- _What is asked_: Select lines where the word "Directions" appears.
******
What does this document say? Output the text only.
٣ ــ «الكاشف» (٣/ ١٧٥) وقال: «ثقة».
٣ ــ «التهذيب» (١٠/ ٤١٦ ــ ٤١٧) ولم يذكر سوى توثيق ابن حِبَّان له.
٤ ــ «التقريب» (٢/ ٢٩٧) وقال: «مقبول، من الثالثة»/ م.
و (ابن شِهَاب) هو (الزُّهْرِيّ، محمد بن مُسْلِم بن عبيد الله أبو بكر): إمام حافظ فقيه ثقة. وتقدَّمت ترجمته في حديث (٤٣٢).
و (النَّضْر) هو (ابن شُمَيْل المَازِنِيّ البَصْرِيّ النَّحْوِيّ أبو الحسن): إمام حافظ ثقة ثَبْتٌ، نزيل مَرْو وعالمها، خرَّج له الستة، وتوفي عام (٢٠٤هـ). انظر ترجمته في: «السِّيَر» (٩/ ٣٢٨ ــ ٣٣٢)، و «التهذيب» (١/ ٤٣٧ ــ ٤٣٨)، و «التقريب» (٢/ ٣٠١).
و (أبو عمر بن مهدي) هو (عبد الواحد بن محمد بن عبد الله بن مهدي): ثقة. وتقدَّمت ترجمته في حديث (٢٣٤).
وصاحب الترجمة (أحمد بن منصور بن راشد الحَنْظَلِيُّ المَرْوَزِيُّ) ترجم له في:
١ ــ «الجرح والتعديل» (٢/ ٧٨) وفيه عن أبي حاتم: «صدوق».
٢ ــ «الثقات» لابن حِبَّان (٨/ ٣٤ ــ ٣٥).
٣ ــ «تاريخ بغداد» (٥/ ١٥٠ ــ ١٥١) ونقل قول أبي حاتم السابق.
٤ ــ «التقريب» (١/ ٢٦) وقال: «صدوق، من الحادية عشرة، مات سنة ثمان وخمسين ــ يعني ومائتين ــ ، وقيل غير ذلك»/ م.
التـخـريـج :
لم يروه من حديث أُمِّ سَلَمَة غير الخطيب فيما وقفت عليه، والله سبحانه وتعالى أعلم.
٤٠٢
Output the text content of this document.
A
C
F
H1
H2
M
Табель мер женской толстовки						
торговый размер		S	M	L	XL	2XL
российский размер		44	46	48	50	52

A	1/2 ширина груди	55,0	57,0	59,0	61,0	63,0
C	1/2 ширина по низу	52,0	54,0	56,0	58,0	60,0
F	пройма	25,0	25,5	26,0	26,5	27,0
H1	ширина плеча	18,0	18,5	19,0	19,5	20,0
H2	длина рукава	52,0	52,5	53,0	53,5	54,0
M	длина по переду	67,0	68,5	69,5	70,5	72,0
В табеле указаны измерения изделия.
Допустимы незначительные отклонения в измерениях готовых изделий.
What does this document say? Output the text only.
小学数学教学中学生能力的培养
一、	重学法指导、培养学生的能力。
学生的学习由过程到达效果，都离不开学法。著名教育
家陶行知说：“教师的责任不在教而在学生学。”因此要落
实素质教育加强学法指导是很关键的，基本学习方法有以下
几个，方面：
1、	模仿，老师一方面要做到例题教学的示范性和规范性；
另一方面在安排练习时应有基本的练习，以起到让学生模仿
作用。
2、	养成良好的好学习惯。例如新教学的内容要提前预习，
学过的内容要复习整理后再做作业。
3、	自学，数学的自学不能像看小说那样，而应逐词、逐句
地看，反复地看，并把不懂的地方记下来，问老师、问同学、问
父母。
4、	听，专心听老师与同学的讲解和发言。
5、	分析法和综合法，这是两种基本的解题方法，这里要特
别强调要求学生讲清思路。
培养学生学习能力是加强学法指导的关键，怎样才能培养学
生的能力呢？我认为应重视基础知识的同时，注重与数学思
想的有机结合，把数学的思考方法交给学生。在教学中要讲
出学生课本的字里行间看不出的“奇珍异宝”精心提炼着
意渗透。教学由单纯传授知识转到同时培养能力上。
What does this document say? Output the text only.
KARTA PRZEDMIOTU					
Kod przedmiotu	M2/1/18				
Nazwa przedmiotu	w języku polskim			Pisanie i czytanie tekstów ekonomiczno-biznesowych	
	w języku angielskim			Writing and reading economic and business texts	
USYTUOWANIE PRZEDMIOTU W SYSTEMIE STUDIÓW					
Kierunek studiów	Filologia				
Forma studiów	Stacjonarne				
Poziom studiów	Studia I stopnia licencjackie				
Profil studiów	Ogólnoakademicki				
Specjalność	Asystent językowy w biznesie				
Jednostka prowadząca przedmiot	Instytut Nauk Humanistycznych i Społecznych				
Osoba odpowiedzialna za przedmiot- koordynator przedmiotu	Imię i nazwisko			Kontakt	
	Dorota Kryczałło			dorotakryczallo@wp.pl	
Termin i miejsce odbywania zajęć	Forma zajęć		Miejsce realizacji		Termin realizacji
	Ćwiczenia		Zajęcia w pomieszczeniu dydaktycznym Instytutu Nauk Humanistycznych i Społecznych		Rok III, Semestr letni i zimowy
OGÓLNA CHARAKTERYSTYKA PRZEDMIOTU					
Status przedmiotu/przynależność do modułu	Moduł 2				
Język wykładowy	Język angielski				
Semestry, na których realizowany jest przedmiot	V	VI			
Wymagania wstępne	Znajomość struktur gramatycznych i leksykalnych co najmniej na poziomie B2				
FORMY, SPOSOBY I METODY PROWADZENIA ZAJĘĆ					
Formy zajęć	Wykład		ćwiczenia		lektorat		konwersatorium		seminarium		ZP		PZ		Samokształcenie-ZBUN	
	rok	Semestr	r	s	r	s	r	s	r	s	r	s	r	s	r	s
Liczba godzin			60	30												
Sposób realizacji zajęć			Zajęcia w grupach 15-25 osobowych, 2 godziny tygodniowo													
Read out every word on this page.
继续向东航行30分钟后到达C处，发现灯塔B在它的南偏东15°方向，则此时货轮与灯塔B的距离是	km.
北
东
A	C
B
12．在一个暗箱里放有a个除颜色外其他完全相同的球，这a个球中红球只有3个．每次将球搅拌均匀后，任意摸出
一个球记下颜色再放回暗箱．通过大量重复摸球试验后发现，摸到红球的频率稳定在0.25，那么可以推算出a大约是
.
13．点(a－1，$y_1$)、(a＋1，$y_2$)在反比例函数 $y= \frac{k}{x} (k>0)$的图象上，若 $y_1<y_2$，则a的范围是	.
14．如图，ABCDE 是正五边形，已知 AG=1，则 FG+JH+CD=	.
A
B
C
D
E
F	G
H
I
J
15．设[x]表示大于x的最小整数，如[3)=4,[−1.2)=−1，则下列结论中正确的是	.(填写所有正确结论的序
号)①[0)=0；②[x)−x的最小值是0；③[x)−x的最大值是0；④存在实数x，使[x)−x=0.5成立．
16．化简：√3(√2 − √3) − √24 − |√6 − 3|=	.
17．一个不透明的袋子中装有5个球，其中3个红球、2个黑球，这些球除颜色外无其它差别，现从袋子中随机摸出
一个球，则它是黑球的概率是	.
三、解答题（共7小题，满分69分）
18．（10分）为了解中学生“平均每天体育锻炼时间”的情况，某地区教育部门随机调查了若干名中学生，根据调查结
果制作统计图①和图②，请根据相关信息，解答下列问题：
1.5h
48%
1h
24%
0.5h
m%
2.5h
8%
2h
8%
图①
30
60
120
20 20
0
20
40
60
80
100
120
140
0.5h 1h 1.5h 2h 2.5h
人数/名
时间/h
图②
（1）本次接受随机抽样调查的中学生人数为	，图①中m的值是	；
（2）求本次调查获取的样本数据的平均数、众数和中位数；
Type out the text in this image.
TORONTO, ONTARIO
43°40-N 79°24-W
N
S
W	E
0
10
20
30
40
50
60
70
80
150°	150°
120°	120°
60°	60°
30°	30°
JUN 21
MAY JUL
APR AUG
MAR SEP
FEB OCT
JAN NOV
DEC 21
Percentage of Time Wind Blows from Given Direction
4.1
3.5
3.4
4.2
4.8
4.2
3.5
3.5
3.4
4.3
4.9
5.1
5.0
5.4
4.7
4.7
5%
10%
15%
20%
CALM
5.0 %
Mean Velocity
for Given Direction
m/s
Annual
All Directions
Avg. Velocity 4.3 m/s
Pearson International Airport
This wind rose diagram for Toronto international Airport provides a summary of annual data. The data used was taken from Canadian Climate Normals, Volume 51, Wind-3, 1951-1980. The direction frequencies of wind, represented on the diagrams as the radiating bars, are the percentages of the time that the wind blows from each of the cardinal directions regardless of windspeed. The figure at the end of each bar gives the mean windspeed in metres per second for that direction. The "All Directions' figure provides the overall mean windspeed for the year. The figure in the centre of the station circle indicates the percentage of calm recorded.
******
- _Answer_:
All Directions
This wind rose diagram for Toronto international Airport provides a summary of annual data. The data used was taken from Canadian Climate Normals, Volume 51, Wind-3, 1951-1980. The direction frequencies of wind, represented on the diagrams as the radiating bars, are the percentages of the time that the wind blows from each of the cardinal directions regardless of windspeed. The figure at the end of each bar gives the mean windspeed in metres per second for that direction. The "All Directions' figure provides the overall mean windspeed for the year. The figure in the centre of the station circle indicates the percentage of calm recorded.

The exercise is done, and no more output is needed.